======== EXERCISE MATERIAL

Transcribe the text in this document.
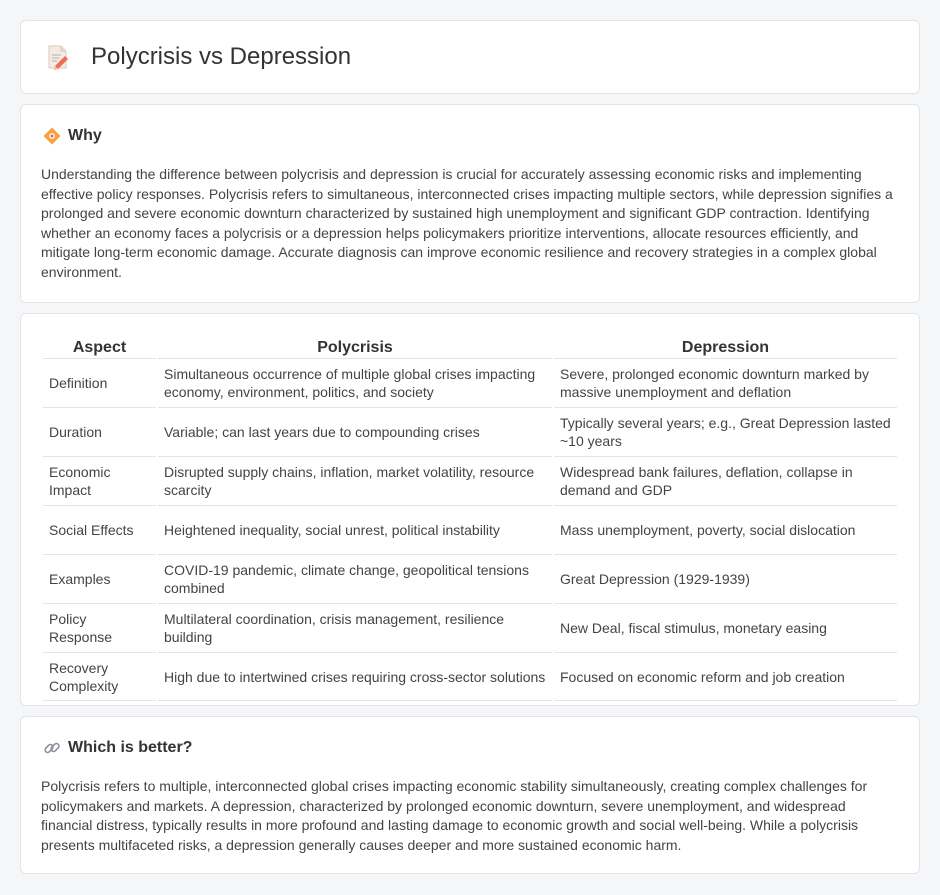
Polycrisis vs Depression
Why

Understanding the difference between polycrisis and depression is crucial for accurately assessing economic risks and implementing effective policy responses. Polycrisis refers to simultaneous, interconnected crises impacting multiple sectors, while depression signifies a prolonged and severe economic downturn characterized by sustained high unemployment and significant GDP contraction. Identifying whether an economy faces a polycrisis or a depression helps policymakers prioritize interventions, allocate resources efficiently, and mitigate long-term economic damage. Accurate diagnosis can improve economic resilience and recovery strategies in a complex global environment.

Aspect	Polycrisis	Depression
Definition	Simultaneous occurrence of multiple global crises impacting economy, environment, politics, and society	Severe, prolonged economic downturn marked by massive unemployment and deflation
Duration	Variable; can last years due to compounding crises	Typically several years; e.g., Great Depression lasted ~10 years
Economic Impact	Disrupted supply chains, inflation, market volatility, resource scarcity	Widespread bank failures, deflation, collapse in demand and GDP
Social Effects	Heightened inequality, social unrest, political instability	Mass unemployment, poverty, social dislocation
Examples	COVID-19 pandemic, climate change, geopolitical tensions combined	Great Depression (1929-1939)
Policy Response	Multilateral coordination, crisis management, resilience building	New Deal, fiscal stimulus, monetary easing
Recovery Complexity	High due to intertwined crises requiring cross-sector solutions	Focused on economic reform and job creation
Which is better?

Polycrisis refers to multiple, interconnected global crises impacting economic stability simultaneously, creating complex challenges for policymakers and markets. A depression, characterized by prolonged economic downturn, severe unemployment, and widespread financial distress, typically results in more profound and lasting damage to economic growth and social well-being. While a polycrisis presents multifaceted risks, a depression generally causes deeper and more sustained economic harm.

================

• STATED PROBLEM:
Pick out each line above that includes "Great" and show it.

• WRITTEN RESPONSE:
Duration	Variable; can last years due to compounding crises	Typically several years; e.g., Great Depression lasted ~10 years
Examples	COVID-19 pandemic, climate change, geopolitical tensions combined	Great Depression (1929-1939)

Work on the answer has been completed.